Directions for this task
Print the entries that appear below, exactly as written and without their pictures.
# Start of Exercise material
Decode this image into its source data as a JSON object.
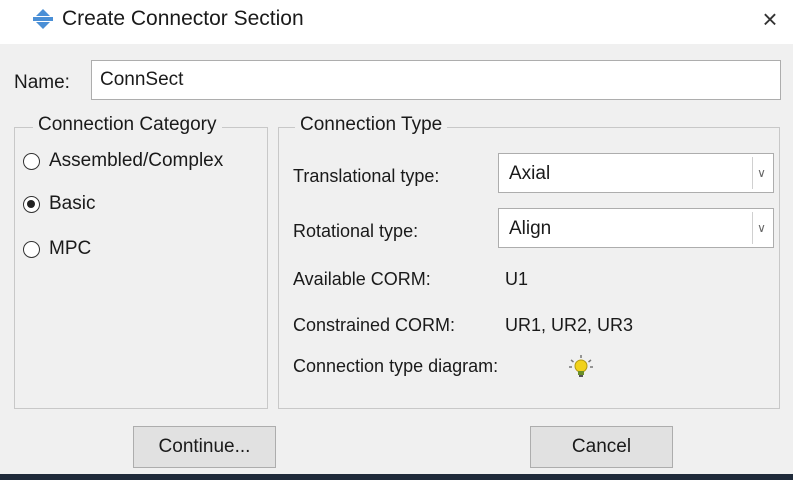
{
  "window": {
    "title": "Create Connector Section",
    "close_glyph": "×",
    "icon": "connector-section-icon"
  },
  "name_field": {
    "label": "Name:",
    "value": "ConnSect"
  },
  "connection_category": {
    "title": "Connection Category",
    "options": [
      {
        "label": "Assembled/Complex",
        "checked": false
      },
      {
        "label": "Basic",
        "checked": true
      },
      {
        "label": "MPC",
        "checked": false
      }
    ]
  },
  "connection_type": {
    "title": "Connection Type",
    "translational_label": "Translational type:",
    "translational_value": "Axial",
    "rotational_label": "Rotational type:",
    "rotational_value": "Align",
    "available_corm_label": "Available CORM:",
    "available_corm_value": "U1",
    "constrained_corm_label": "Constrained CORM:",
    "constrained_corm_value": "UR1, UR2, UR3",
    "diagram_label": "Connection type diagram:",
    "diagram_icon": "lightbulb-icon"
  },
  "buttons": {
    "continue": "Continue...",
    "cancel": "Cancel"
  },
  "colors": {
    "dialog_bg": "#f0f0f0",
    "title_bg": "#ffffff",
    "icon_blue": "#4a8fd6",
    "bulb_yellow": "#f2d21b"
  }
}
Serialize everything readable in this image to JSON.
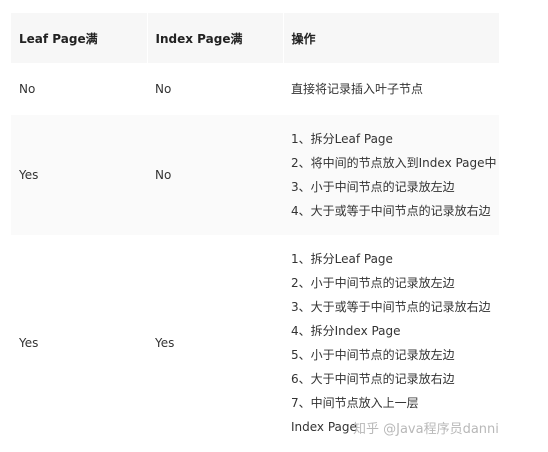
{
  "table": {
    "headers": [
      "Leaf Page满",
      "Index Page满",
      "操作"
    ],
    "rows": [
      {
        "leaf_full": "No",
        "index_full": "No",
        "ops": [
          "直接将记录插入叶子节点"
        ]
      },
      {
        "leaf_full": "Yes",
        "index_full": "No",
        "ops": [
          "1、拆分Leaf Page",
          "2、将中间的节点放入到Index Page中",
          "3、小于中间节点的记录放左边",
          "4、大于或等于中间节点的记录放右边"
        ]
      },
      {
        "leaf_full": "Yes",
        "index_full": "Yes",
        "ops": [
          "1、拆分Leaf Page",
          "2、小于中间节点的记录放左边",
          "3、大于或等于中间节点的记录放右边",
          "4、拆分Index Page",
          "5、小于中间节点的记录放左边",
          "6、大于中间节点的记录放右边",
          "7、中间节点放入上一层",
          "Index Page"
        ]
      }
    ]
  },
  "watermark": "知乎 @Java程序员danni"
}
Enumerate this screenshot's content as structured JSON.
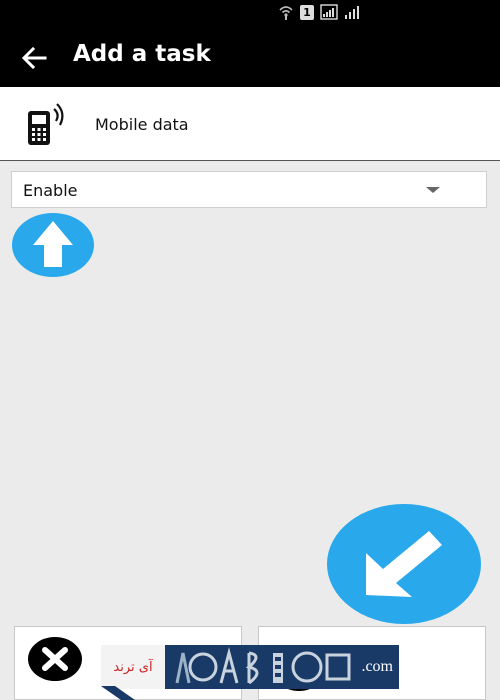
{
  "status_bar": {
    "icons": [
      "wifi-calling-icon",
      "sim-1-icon",
      "signal-icon",
      "signal-icon"
    ],
    "sim_number": "1"
  },
  "toolbar": {
    "title": "Add a task",
    "back_icon": "arrow-back-icon"
  },
  "task": {
    "icon": "mobile-data-icon",
    "label": "Mobile data"
  },
  "action_select": {
    "selected": "Enable",
    "caret_icon": "dropdown-caret-icon"
  },
  "controls": {
    "up_icon": "arrow-up-icon",
    "go_icon": "arrow-down-left-icon",
    "accent_color": "#29a8ec"
  },
  "footer": {
    "cancel_icon": "close-icon",
    "confirm_icon": "confirm-icon"
  },
  "watermark": {
    "persian_text": "آی ترند",
    "domain_suffix": ".com"
  }
}
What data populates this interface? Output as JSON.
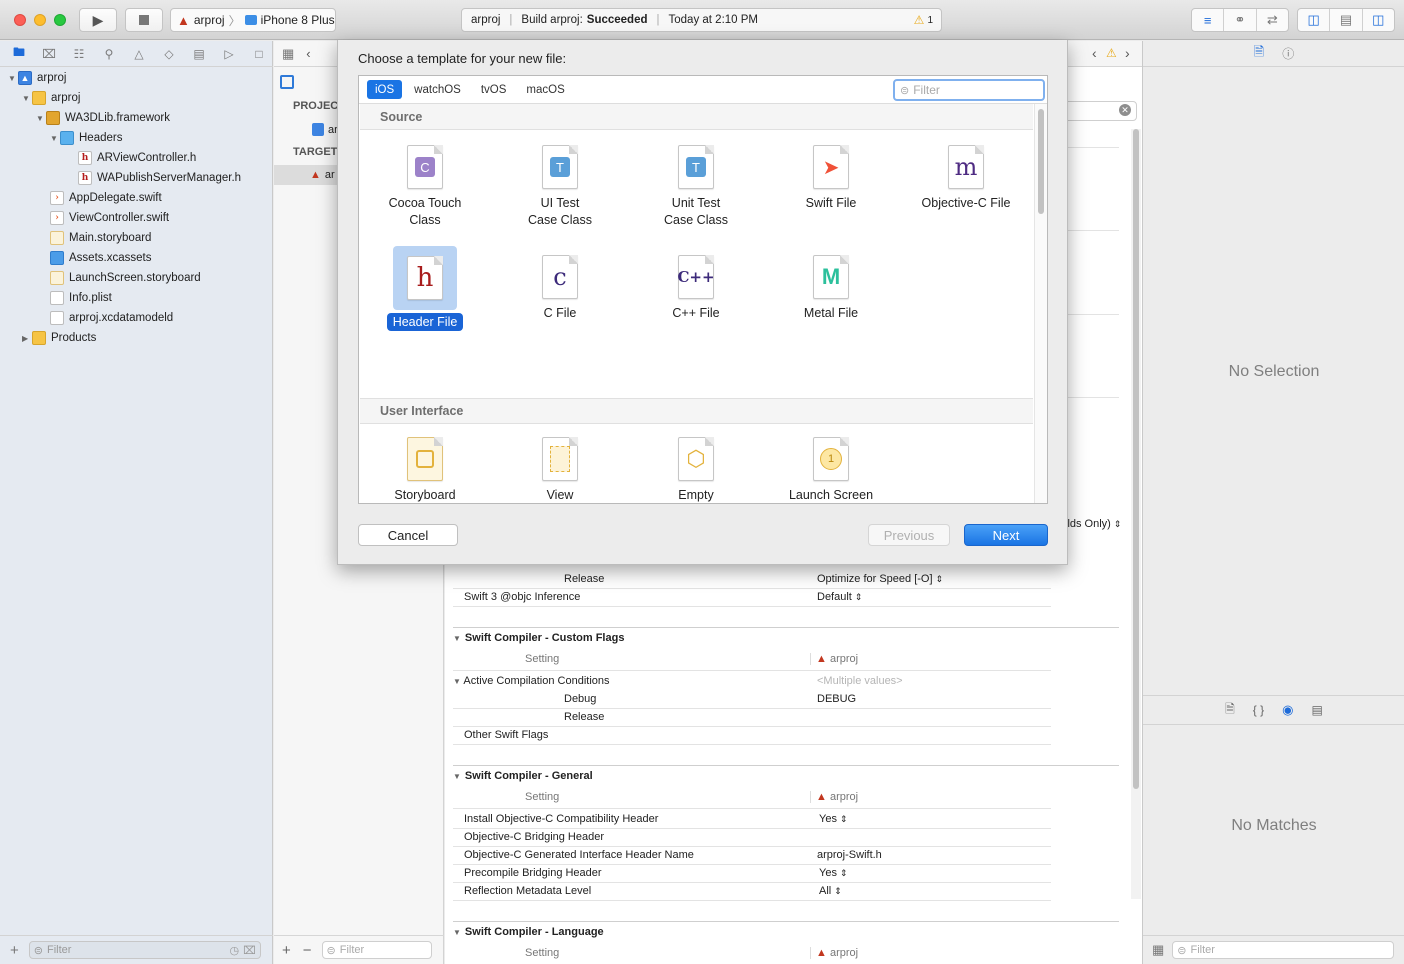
{
  "toolbar": {
    "scheme_project": "arproj",
    "scheme_device": "iPhone 8 Plus",
    "status_project": "arproj",
    "status_build": "Build arproj:",
    "status_result": "Succeeded",
    "status_time": "Today at 2:10 PM",
    "warning_count": "1"
  },
  "navigator": {
    "items": [
      {
        "label": "arproj"
      },
      {
        "label": "arproj"
      },
      {
        "label": "WA3DLib.framework"
      },
      {
        "label": "Headers"
      },
      {
        "label": "ARViewController.h"
      },
      {
        "label": "WAPublishServerManager.h"
      },
      {
        "label": "AppDelegate.swift"
      },
      {
        "label": "ViewController.swift"
      },
      {
        "label": "Main.storyboard"
      },
      {
        "label": "Assets.xcassets"
      },
      {
        "label": "LaunchScreen.storyboard"
      },
      {
        "label": "Info.plist"
      },
      {
        "label": "arproj.xcdatamodeld"
      },
      {
        "label": "Products"
      }
    ],
    "filter_placeholder": "Filter"
  },
  "projlist": {
    "project_header": "PROJEC",
    "targets_header": "TARGET",
    "project_item": "ar",
    "target_item": "ar",
    "filter_placeholder": "Filter"
  },
  "editor": {
    "partial_value": "ilds Only)",
    "rows_top": [
      {
        "name": "Release",
        "value": "Optimize for Speed [-O]"
      },
      {
        "name": "Swift 3 @objc Inference",
        "value": "Default"
      }
    ],
    "sections": [
      {
        "title": "Swift Compiler - Custom Flags",
        "setting_label": "Setting",
        "target_label": "arproj",
        "rows": [
          {
            "name": "Active Compilation Conditions",
            "value": "<Multiple values>"
          },
          {
            "name": "Debug",
            "value": "DEBUG"
          },
          {
            "name": "Release",
            "value": ""
          },
          {
            "name": "Other Swift Flags",
            "value": ""
          }
        ]
      },
      {
        "title": "Swift Compiler - General",
        "setting_label": "Setting",
        "target_label": "arproj",
        "rows": [
          {
            "name": "Install Objective-C Compatibility Header",
            "value": "Yes"
          },
          {
            "name": "Objective-C Bridging Header",
            "value": ""
          },
          {
            "name": "Objective-C Generated Interface Header Name",
            "value": "arproj-Swift.h"
          },
          {
            "name": "Precompile Bridging Header",
            "value": "Yes"
          },
          {
            "name": "Reflection Metadata Level",
            "value": "All"
          }
        ]
      },
      {
        "title": "Swift Compiler - Language",
        "setting_label": "Setting",
        "target_label": "arproj",
        "rows": []
      }
    ]
  },
  "inspector": {
    "no_selection": "No Selection",
    "no_matches": "No Matches",
    "filter_placeholder": "Filter"
  },
  "dialog": {
    "title": "Choose a template for your new file:",
    "platforms": [
      "iOS",
      "watchOS",
      "tvOS",
      "macOS"
    ],
    "selected_platform": "iOS",
    "filter_placeholder": "Filter",
    "categories": [
      {
        "name": "Source",
        "templates": [
          {
            "label": "Cocoa Touch\nClass",
            "glyph": "C"
          },
          {
            "label": "UI Test\nCase Class",
            "glyph": "T"
          },
          {
            "label": "Unit Test\nCase Class",
            "glyph": "T"
          },
          {
            "label": "Swift File",
            "glyph": "swift"
          },
          {
            "label": "Objective-C File",
            "glyph": "m"
          },
          {
            "label": "Header File",
            "glyph": "h",
            "selected": true
          },
          {
            "label": "C File",
            "glyph": "c"
          },
          {
            "label": "C++ File",
            "glyph": "C++"
          },
          {
            "label": "Metal File",
            "glyph": "M"
          }
        ]
      },
      {
        "name": "User Interface",
        "templates": [
          {
            "label": "Storyboard",
            "glyph": "storyboard"
          },
          {
            "label": "View",
            "glyph": "view"
          },
          {
            "label": "Empty",
            "glyph": "box"
          },
          {
            "label": "Launch Screen",
            "glyph": "1"
          }
        ]
      }
    ],
    "cancel_label": "Cancel",
    "previous_label": "Previous",
    "next_label": "Next"
  },
  "colors": {
    "accent": "#1a74e4",
    "selection": "#1a64d6",
    "warning": "#e8a917"
  }
}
# End of Exercise material
Reply
Decode this image into its source data as a JSON object.
{
  "window": {
    "title": "Create Connector Section",
    "close_glyph": "×",
    "icon": "connector-section-icon"
  },
  "name_field": {
    "label": "Name:",
    "value": "ConnSect"
  },
  "connection_category": {
    "title": "Connection Category",
    "options": [
      {
        "label": "Assembled/Complex",
        "checked": false
      },
      {
        "label": "Basic",
        "checked": true
      },
      {
        "label": "MPC",
        "checked": false
      }
    ]
  },
  "connection_type": {
    "title": "Connection Type",
    "translational_label": "Translational type:",
    "translational_value": "Axial",
    "rotational_label": "Rotational type:",
    "rotational_value": "Align",
    "available_corm_label": "Available CORM:",
    "available_corm_value": "U1",
    "constrained_corm_label": "Constrained CORM:",
    "constrained_corm_value": "UR1, UR2, UR3",
    "diagram_label": "Connection type diagram:",
    "diagram_icon": "lightbulb-icon"
  },
  "buttons": {
    "continue": "Continue...",
    "cancel": "Cancel"
  },
  "colors": {
    "dialog_bg": "#f0f0f0",
    "title_bg": "#ffffff",
    "icon_blue": "#4a8fd6",
    "bulb_yellow": "#f2d21b"
  }
}
Serialize everything readable in this image to JSON.
{
  "table": {
    "headers": [
      "Leaf Page满",
      "Index Page满",
      "操作"
    ],
    "rows": [
      {
        "leaf_full": "No",
        "index_full": "No",
        "ops": [
          "直接将记录插入叶子节点"
        ]
      },
      {
        "leaf_full": "Yes",
        "index_full": "No",
        "ops": [
          "1、拆分Leaf Page",
          "2、将中间的节点放入到Index Page中",
          "3、小于中间节点的记录放左边",
          "4、大于或等于中间节点的记录放右边"
        ]
      },
      {
        "leaf_full": "Yes",
        "index_full": "Yes",
        "ops": [
          "1、拆分Leaf Page",
          "2、小于中间节点的记录放左边",
          "3、大于或等于中间节点的记录放右边",
          "4、拆分Index Page",
          "5、小于中间节点的记录放左边",
          "6、大于中间节点的记录放右边",
          "7、中间节点放入上一层",
          "Index Page"
        ]
      }
    ]
  },
  "watermark": "知乎 @Java程序员danni"
}
Enumerate this screenshot's content as structured JSON.
{
  "status_bar": {
    "icons": [
      "wifi-calling-icon",
      "sim-1-icon",
      "signal-icon",
      "signal-icon"
    ],
    "sim_number": "1"
  },
  "toolbar": {
    "title": "Add a task",
    "back_icon": "arrow-back-icon"
  },
  "task": {
    "icon": "mobile-data-icon",
    "label": "Mobile data"
  },
  "action_select": {
    "selected": "Enable",
    "caret_icon": "dropdown-caret-icon"
  },
  "controls": {
    "up_icon": "arrow-up-icon",
    "go_icon": "arrow-down-left-icon",
    "accent_color": "#29a8ec"
  },
  "footer": {
    "cancel_icon": "close-icon",
    "confirm_icon": "confirm-icon"
  },
  "watermark": {
    "persian_text": "آی ترند",
    "domain_suffix": ".com"
  }
}
What data populates this interface? Output as JSON.
{
  "toolbar": {
    "scheme_project": "arproj",
    "scheme_device": "iPhone 8 Plus",
    "status_project": "arproj",
    "status_build": "Build arproj:",
    "status_result": "Succeeded",
    "status_time": "Today at 2:10 PM",
    "warning_count": "1"
  },
  "navigator": {
    "items": [
      {
        "label": "arproj"
      },
      {
        "label": "arproj"
      },
      {
        "label": "WA3DLib.framework"
      },
      {
        "label": "Headers"
      },
      {
        "label": "ARViewController.h"
      },
      {
        "label": "WAPublishServerManager.h"
      },
      {
        "label": "AppDelegate.swift"
      },
      {
        "label": "ViewController.swift"
      },
      {
        "label": "Main.storyboard"
      },
      {
        "label": "Assets.xcassets"
      },
      {
        "label": "LaunchScreen.storyboard"
      },
      {
        "label": "Info.plist"
      },
      {
        "label": "arproj.xcdatamodeld"
      },
      {
        "label": "Products"
      }
    ],
    "filter_placeholder": "Filter"
  },
  "projlist": {
    "project_header": "PROJEC",
    "targets_header": "TARGET",
    "project_item": "ar",
    "target_item": "ar",
    "filter_placeholder": "Filter"
  },
  "editor": {
    "partial_value": "ilds Only)",
    "rows_top": [
      {
        "name": "Release",
        "value": "Optimize for Speed [-O]"
      },
      {
        "name": "Swift 3 @objc Inference",
        "value": "Default"
      }
    ],
    "sections": [
      {
        "title": "Swift Compiler - Custom Flags",
        "setting_label": "Setting",
        "target_label": "arproj",
        "rows": [
          {
            "name": "Active Compilation Conditions",
            "value": "<Multiple values>"
          },
          {
            "name": "Debug",
            "value": "DEBUG"
          },
          {
            "name": "Release",
            "value": ""
          },
          {
            "name": "Other Swift Flags",
            "value": ""
          }
        ]
      },
      {
        "title": "Swift Compiler - General",
        "setting_label": "Setting",
        "target_label": "arproj",
        "rows": [
          {
            "name": "Install Objective-C Compatibility Header",
            "value": "Yes"
          },
          {
            "name": "Objective-C Bridging Header",
            "value": ""
          },
          {
            "name": "Objective-C Generated Interface Header Name",
            "value": "arproj-Swift.h"
          },
          {
            "name": "Precompile Bridging Header",
            "value": "Yes"
          },
          {
            "name": "Reflection Metadata Level",
            "value": "All"
          }
        ]
      },
      {
        "title": "Swift Compiler - Language",
        "setting_label": "Setting",
        "target_label": "arproj",
        "rows": []
      }
    ]
  },
  "inspector": {
    "no_selection": "No Selection",
    "no_matches": "No Matches",
    "filter_placeholder": "Filter"
  },
  "dialog": {
    "title": "Choose a template for your new file:",
    "platforms": [
      "iOS",
      "watchOS",
      "tvOS",
      "macOS"
    ],
    "selected_platform": "iOS",
    "filter_placeholder": "Filter",
    "categories": [
      {
        "name": "Source",
        "templates": [
          {
            "label": "Cocoa Touch\nClass",
            "glyph": "C"
          },
          {
            "label": "UI Test\nCase Class",
            "glyph": "T"
          },
          {
            "label": "Unit Test\nCase Class",
            "glyph": "T"
          },
          {
            "label": "Swift File",
            "glyph": "swift"
          },
          {
            "label": "Objective-C File",
            "glyph": "m"
          },
          {
            "label": "Header File",
            "glyph": "h",
            "selected": true
          },
          {
            "label": "C File",
            "glyph": "c"
          },
          {
            "label": "C++ File",
            "glyph": "C++"
          },
          {
            "label": "Metal File",
            "glyph": "M"
          }
        ]
      },
      {
        "name": "User Interface",
        "templates": [
          {
            "label": "Storyboard",
            "glyph": "storyboard"
          },
          {
            "label": "View",
            "glyph": "view"
          },
          {
            "label": "Empty",
            "glyph": "box"
          },
          {
            "label": "Launch Screen",
            "glyph": "1"
          }
        ]
      }
    ],
    "cancel_label": "Cancel",
    "previous_label": "Previous",
    "next_label": "Next"
  },
  "colors": {
    "accent": "#1a74e4",
    "selection": "#1a64d6",
    "warning": "#e8a917"
  }
}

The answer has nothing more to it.